↓

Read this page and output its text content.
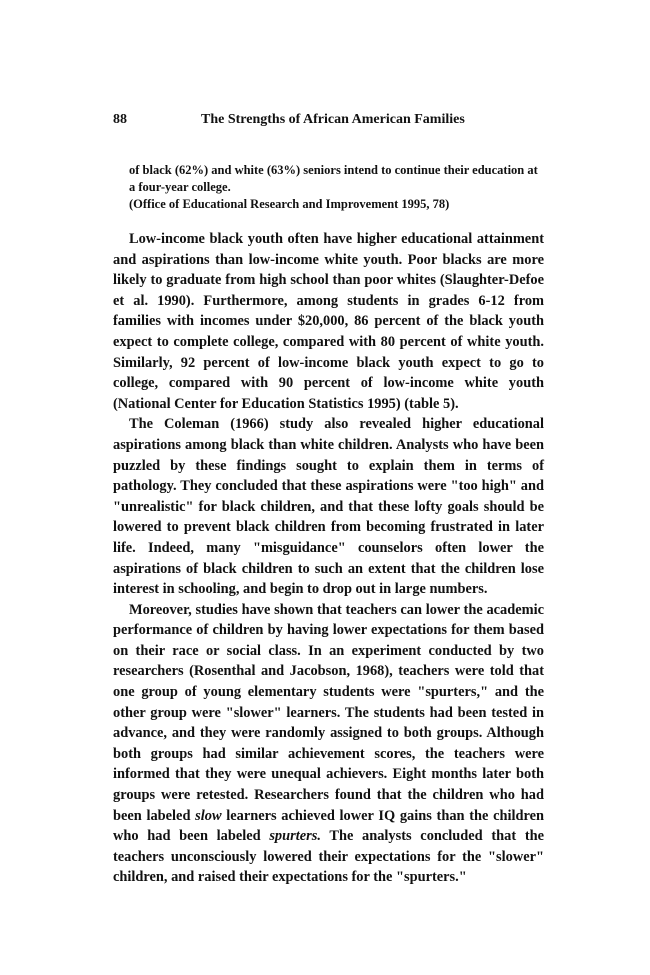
88	The Strengths of African American Families

of black (62%) and white (63%) seniors intend to continue their education at a four-year college.

(Office of Educational Research and Improvement 1995, 78)

Low-income black youth often have higher educational attainment and aspirations than low-income white youth. Poor blacks are more likely to graduate from high school than poor whites (Slaughter-Defoe et al. 1990). Furthermore, among students in grades 6-12 from families with incomes under $20,000, 86 percent of the black youth expect to complete college, compared with 80 percent of white youth. Similarly, 92 percent of low-income black youth expect to go to college, compared with 90 percent of low-income white youth (National Center for Education Statistics 1995) (table 5).

The Coleman (1966) study also revealed higher educational aspirations among black than white children. Analysts who have been puzzled by these findings sought to explain them in terms of pathology. They concluded that these aspirations were "too high" and "unrealistic" for black children, and that these lofty goals should be lowered to prevent black children from becoming frustrated in later life. Indeed, many "misguidance" counselors often lower the aspirations of black children to such an extent that the children lose interest in schooling, and begin to drop out in large numbers.

Moreover, studies have shown that teachers can lower the academic performance of children by having lower expectations for them based on their race or social class. In an experiment conducted by two researchers (Rosenthal and Jacobson, 1968), teachers were told that one group of young elementary students were "spurters," and the other group were "slower" learners. The students had been tested in advance, and they were randomly assigned to both groups. Although both groups had similar achievement scores, the teachers were informed that they were unequal achievers. Eight months later both groups were retested. Researchers found that the children who had been labeled slow learners achieved lower IQ gains than the children who had been labeled spurters. The analysts concluded that the teachers unconsciously lowered their expectations for the "slower" children, and raised their expectations for the "spurters."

↑

Stated goal | Retype all the records shown above, character for character. Omit every picture.

Task output |
Read this page and output its text content.
88	The Strengths of African American Families

of black (62%) and white (63%) seniors intend to continue their education at a four-year college.

(Office of Educational Research and Improvement 1995, 78)

Low-income black youth often have higher educational attainment and aspirations than low-income white youth. Poor blacks are more likely to graduate from high school than poor whites (Slaughter-Defoe et al. 1990). Furthermore, among students in grades 6-12 from families with incomes under $20,000, 86 percent of the black youth expect to complete college, compared with 80 percent of white youth. Similarly, 92 percent of low-income black youth expect to go to college, compared with 90 percent of low-income white youth (National Center for Education Statistics 1995) (table 5).

The Coleman (1966) study also revealed higher educational aspirations among black than white children. Analysts who have been puzzled by these findings sought to explain them in terms of pathology. They concluded that these aspirations were "too high" and "unrealistic" for black children, and that these lofty goals should be lowered to prevent black children from becoming frustrated in later life. Indeed, many "misguidance" counselors often lower the aspirations of black children to such an extent that the children lose interest in schooling, and begin to drop out in large numbers.

Moreover, studies have shown that teachers can lower the academic performance of children by having lower expectations for them based on their race or social class. In an experiment conducted by two researchers (Rosenthal and Jacobson, 1968), teachers were told that one group of young elementary students were "spurters," and the other group were "slower" learners. The students had been tested in advance, and they were randomly assigned to both groups. Although both groups had similar achievement scores, the teachers were informed that they were unequal achievers. Eight months later both groups were retested. Researchers found that the children who had been labeled slow learners achieved lower IQ gains than the children who had been labeled spurters. The analysts concluded that the teachers unconsciously lowered their expectations for the "slower" children, and raised their expectations for the "spurters."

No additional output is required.